Problem requirements: Write the records below out in full, character for character, with no pictures.

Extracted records
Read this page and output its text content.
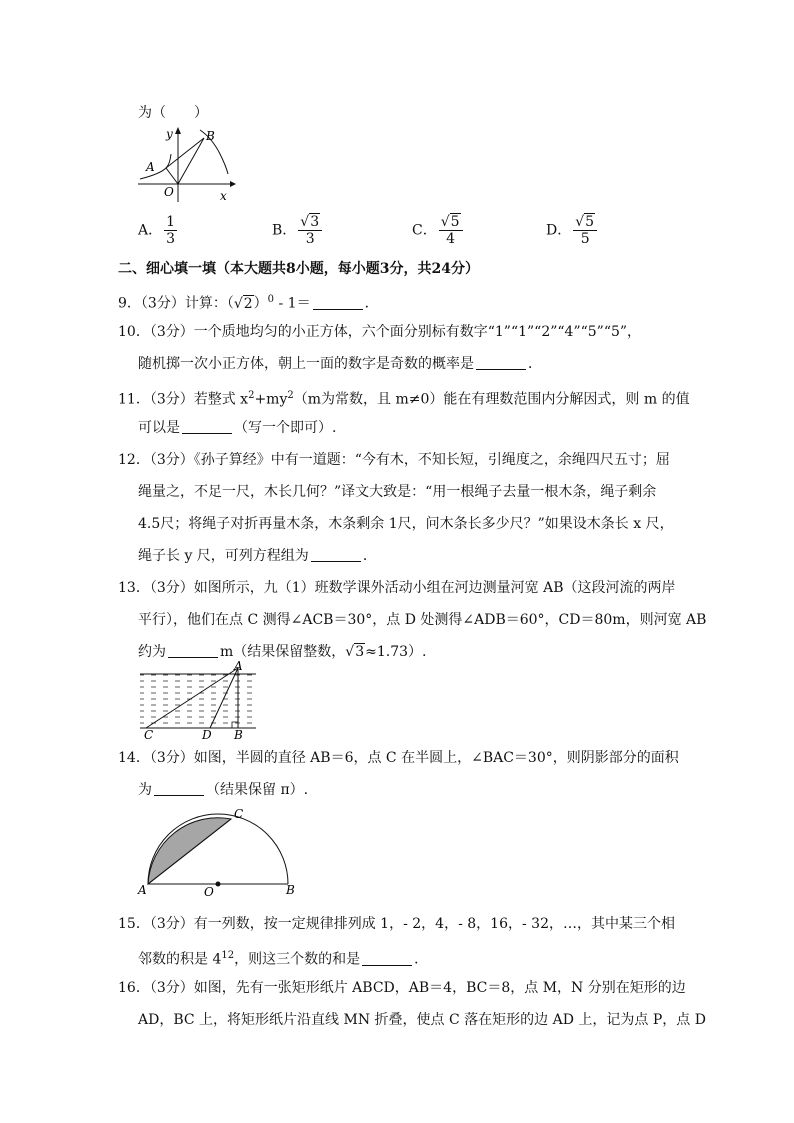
为（　　）
y	B
A
O	x
A． $\frac{1}{3}$	B． $\frac{√3}{3}$	C． $\frac{√5}{4}$	D． $\frac{√5}{5}$
二、细心填一填（本大题共8小题，每小题3分，共24分）
9．（3分）计算：$(√2)^0 - 1=$	．
10．（3分）一个质地均匀的小正方体，六个面分别标有数字“1”“1”“2”“4”“5”“5”，
随机掷一次小正方体，朝上一面的数字是奇数的概率是	．
11．（3分）若整式 $x^2+my^2(m$为常数，且 m≠0）能在有理数范围内分解因式，则 m 的值
可以是	（写一个即可）.
12．（3分）《孙子算经》中有一道题：“今有木，不知长短，引绳度之，余绳四尺五寸；屈
绳量之，不足一尺，木长几何？”译文大致是：“用一根绳子去量一根木条，绳子剩余
4.5尺；将绳子对折再量木条，木条剩余 1尺，问木条长多少尺？”如果设木条长 x 尺，
绳子长 y 尺，可列方程组为	．
13．（3分）如图所示，九（1）班数学课外活动小组在河边测量河宽 AB（这段河流的两岸
平行），他们在点 C 测得∠ACB＝30°，点 D 处测得∠ADB＝60°，CD＝80m，则河宽 AB
约为	m（结果保留整数，√3≈1.73）.
A
C	D B
14．（3分）如图，半圆的直径 AB＝6，点 C 在半圆上，∠BAC＝30°，则阴影部分的面积
为	（结果保留 π）.
C
A	O	B
15．（3分）有一列数，按一定规律排列成 1，- 2，4，- 8，16，- 32，…，其中某三个相
邻数的积是 $4^{12}$，则这三个数的和是	．
16．（3分）如图，先有一张矩形纸片 ABCD，AB＝4，BC＝8，点 M，N 分别在矩形的边
AD，BC 上，将矩形纸片沿直线 MN 折叠，使点 C 落在矩形的边 AD 上，记为点 P，点 D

Task response:
Read this page and output its text content.
为（　　）
y	B
A
O	x
A． $\frac{1}{3}$	B． $\frac{√3}{3}$	C． $\frac{√5}{4}$	D． $\frac{√5}{5}$
二、细心填一填（本大题共8小题，每小题3分，共24分）
9．（3分）计算：$(√2)^0 - 1=$	．
10．（3分）一个质地均匀的小正方体，六个面分别标有数字“1”“1”“2”“4”“5”“5”，
随机掷一次小正方体，朝上一面的数字是奇数的概率是	．
11．（3分）若整式 $x^2+my^2(m$为常数，且 m≠0）能在有理数范围内分解因式，则 m 的值
可以是	（写一个即可）.
12．（3分）《孙子算经》中有一道题：“今有木，不知长短，引绳度之，余绳四尺五寸；屈
绳量之，不足一尺，木长几何？”译文大致是：“用一根绳子去量一根木条，绳子剩余
4.5尺；将绳子对折再量木条，木条剩余 1尺，问木条长多少尺？”如果设木条长 x 尺，
绳子长 y 尺，可列方程组为	．
13．（3分）如图所示，九（1）班数学课外活动小组在河边测量河宽 AB（这段河流的两岸
平行），他们在点 C 测得∠ACB＝30°，点 D 处测得∠ADB＝60°，CD＝80m，则河宽 AB
约为	m（结果保留整数，√3≈1.73）.
A
C	D B
14．（3分）如图，半圆的直径 AB＝6，点 C 在半圆上，∠BAC＝30°，则阴影部分的面积
为	（结果保留 π）.
C
A	O	B
15．（3分）有一列数，按一定规律排列成 1，- 2，4，- 8，16，- 32，…，其中某三个相
邻数的积是 $4^{12}$，则这三个数的和是	．
16．（3分）如图，先有一张矩形纸片 ABCD，AB＝4，BC＝8，点 M，N 分别在矩形的边
AD，BC 上，将矩形纸片沿直线 MN 折叠，使点 C 落在矩形的边 AD 上，记为点 P，点 D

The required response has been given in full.